Copy out the entries below precisely; nothing is to be omitted.

:::::

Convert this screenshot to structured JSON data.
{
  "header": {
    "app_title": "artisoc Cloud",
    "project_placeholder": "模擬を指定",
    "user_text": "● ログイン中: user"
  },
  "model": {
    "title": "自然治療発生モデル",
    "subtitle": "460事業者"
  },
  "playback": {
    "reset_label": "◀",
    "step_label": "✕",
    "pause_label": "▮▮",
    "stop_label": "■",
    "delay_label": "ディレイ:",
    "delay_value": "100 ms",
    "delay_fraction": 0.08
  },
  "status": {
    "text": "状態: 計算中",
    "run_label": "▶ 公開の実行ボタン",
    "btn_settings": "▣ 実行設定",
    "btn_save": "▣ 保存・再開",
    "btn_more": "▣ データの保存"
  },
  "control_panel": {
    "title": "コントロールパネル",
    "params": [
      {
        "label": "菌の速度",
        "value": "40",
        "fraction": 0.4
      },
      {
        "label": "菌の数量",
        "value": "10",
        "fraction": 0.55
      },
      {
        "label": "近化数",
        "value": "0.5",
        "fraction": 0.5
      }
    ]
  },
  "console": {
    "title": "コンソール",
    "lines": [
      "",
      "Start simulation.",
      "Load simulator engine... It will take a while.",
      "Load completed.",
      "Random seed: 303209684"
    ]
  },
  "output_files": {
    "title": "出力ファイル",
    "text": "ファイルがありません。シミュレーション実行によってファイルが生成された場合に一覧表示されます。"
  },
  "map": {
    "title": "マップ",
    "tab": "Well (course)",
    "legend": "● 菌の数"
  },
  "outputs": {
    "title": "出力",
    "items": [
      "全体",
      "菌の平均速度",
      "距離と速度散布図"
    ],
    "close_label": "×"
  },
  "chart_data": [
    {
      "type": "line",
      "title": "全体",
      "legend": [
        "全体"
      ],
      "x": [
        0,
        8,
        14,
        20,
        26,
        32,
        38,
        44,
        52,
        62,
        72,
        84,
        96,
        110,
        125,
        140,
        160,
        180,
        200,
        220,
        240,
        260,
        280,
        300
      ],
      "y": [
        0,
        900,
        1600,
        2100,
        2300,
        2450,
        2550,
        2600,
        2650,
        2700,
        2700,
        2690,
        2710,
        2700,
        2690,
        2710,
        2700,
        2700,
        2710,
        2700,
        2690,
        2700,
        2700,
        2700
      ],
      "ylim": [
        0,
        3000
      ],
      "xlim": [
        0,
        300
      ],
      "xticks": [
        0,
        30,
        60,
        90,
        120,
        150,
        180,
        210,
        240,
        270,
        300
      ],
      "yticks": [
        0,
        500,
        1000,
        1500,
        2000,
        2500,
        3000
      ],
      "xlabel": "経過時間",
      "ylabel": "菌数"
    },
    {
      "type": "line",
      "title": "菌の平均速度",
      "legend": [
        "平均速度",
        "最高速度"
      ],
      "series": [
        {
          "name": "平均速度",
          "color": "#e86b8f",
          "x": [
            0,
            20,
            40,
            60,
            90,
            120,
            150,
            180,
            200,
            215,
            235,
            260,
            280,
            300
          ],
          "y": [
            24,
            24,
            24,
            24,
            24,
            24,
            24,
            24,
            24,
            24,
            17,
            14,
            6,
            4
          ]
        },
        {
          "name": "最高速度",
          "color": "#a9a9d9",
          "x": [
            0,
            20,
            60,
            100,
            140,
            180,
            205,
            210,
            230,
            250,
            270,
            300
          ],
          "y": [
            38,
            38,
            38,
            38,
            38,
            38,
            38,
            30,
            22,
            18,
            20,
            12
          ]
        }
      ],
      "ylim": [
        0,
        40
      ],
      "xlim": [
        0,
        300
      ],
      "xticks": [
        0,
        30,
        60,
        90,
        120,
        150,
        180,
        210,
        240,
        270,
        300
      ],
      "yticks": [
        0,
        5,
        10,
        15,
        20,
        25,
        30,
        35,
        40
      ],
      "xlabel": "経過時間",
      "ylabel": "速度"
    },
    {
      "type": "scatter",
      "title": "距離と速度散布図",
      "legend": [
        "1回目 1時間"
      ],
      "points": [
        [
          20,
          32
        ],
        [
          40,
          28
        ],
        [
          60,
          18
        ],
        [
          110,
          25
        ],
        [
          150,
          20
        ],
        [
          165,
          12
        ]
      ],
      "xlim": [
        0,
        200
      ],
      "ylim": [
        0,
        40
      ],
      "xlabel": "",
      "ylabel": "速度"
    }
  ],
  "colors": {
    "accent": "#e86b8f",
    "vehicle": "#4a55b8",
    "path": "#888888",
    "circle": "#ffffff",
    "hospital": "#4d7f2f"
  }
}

:::::

Solution -
Convert this screenshot to structured JSON data.
{
  "header": {
    "app_title": "artisoc Cloud",
    "project_placeholder": "模擬を指定",
    "user_text": "● ログイン中: user"
  },
  "model": {
    "title": "自然治療発生モデル",
    "subtitle": "460事業者"
  },
  "playback": {
    "reset_label": "◀",
    "step_label": "✕",
    "pause_label": "▮▮",
    "stop_label": "■",
    "delay_label": "ディレイ:",
    "delay_value": "100 ms",
    "delay_fraction": 0.08
  },
  "status": {
    "text": "状態: 計算中",
    "run_label": "▶ 公開の実行ボタン",
    "btn_settings": "▣ 実行設定",
    "btn_save": "▣ 保存・再開",
    "btn_more": "▣ データの保存"
  },
  "control_panel": {
    "title": "コントロールパネル",
    "params": [
      {
        "label": "菌の速度",
        "value": "40",
        "fraction": 0.4
      },
      {
        "label": "菌の数量",
        "value": "10",
        "fraction": 0.55
      },
      {
        "label": "近化数",
        "value": "0.5",
        "fraction": 0.5
      }
    ]
  },
  "console": {
    "title": "コンソール",
    "lines": [
      "",
      "Start simulation.",
      "Load simulator engine... It will take a while.",
      "Load completed.",
      "Random seed: 303209684"
    ]
  },
  "output_files": {
    "title": "出力ファイル",
    "text": "ファイルがありません。シミュレーション実行によってファイルが生成された場合に一覧表示されます。"
  },
  "map": {
    "title": "マップ",
    "tab": "Well (course)",
    "legend": "● 菌の数"
  },
  "outputs": {
    "title": "出力",
    "items": [
      "全体",
      "菌の平均速度",
      "距離と速度散布図"
    ],
    "close_label": "×"
  },
  "chart_data": [
    {
      "type": "line",
      "title": "全体",
      "legend": [
        "全体"
      ],
      "x": [
        0,
        8,
        14,
        20,
        26,
        32,
        38,
        44,
        52,
        62,
        72,
        84,
        96,
        110,
        125,
        140,
        160,
        180,
        200,
        220,
        240,
        260,
        280,
        300
      ],
      "y": [
        0,
        900,
        1600,
        2100,
        2300,
        2450,
        2550,
        2600,
        2650,
        2700,
        2700,
        2690,
        2710,
        2700,
        2690,
        2710,
        2700,
        2700,
        2710,
        2700,
        2690,
        2700,
        2700,
        2700
      ],
      "ylim": [
        0,
        3000
      ],
      "xlim": [
        0,
        300
      ],
      "xticks": [
        0,
        30,
        60,
        90,
        120,
        150,
        180,
        210,
        240,
        270,
        300
      ],
      "yticks": [
        0,
        500,
        1000,
        1500,
        2000,
        2500,
        3000
      ],
      "xlabel": "経過時間",
      "ylabel": "菌数"
    },
    {
      "type": "line",
      "title": "菌の平均速度",
      "legend": [
        "平均速度",
        "最高速度"
      ],
      "series": [
        {
          "name": "平均速度",
          "color": "#e86b8f",
          "x": [
            0,
            20,
            40,
            60,
            90,
            120,
            150,
            180,
            200,
            215,
            235,
            260,
            280,
            300
          ],
          "y": [
            24,
            24,
            24,
            24,
            24,
            24,
            24,
            24,
            24,
            24,
            17,
            14,
            6,
            4
          ]
        },
        {
          "name": "最高速度",
          "color": "#a9a9d9",
          "x": [
            0,
            20,
            60,
            100,
            140,
            180,
            205,
            210,
            230,
            250,
            270,
            300
          ],
          "y": [
            38,
            38,
            38,
            38,
            38,
            38,
            38,
            30,
            22,
            18,
            20,
            12
          ]
        }
      ],
      "ylim": [
        0,
        40
      ],
      "xlim": [
        0,
        300
      ],
      "xticks": [
        0,
        30,
        60,
        90,
        120,
        150,
        180,
        210,
        240,
        270,
        300
      ],
      "yticks": [
        0,
        5,
        10,
        15,
        20,
        25,
        30,
        35,
        40
      ],
      "xlabel": "経過時間",
      "ylabel": "速度"
    },
    {
      "type": "scatter",
      "title": "距離と速度散布図",
      "legend": [
        "1回目 1時間"
      ],
      "points": [
        [
          20,
          32
        ],
        [
          40,
          28
        ],
        [
          60,
          18
        ],
        [
          110,
          25
        ],
        [
          150,
          20
        ],
        [
          165,
          12
        ]
      ],
      "xlim": [
        0,
        200
      ],
      "ylim": [
        0,
        40
      ],
      "xlabel": "",
      "ylabel": "速度"
    }
  ],
  "colors": {
    "accent": "#e86b8f",
    "vehicle": "#4a55b8",
    "path": "#888888",
    "circle": "#ffffff",
    "hospital": "#4d7f2f"
  }
}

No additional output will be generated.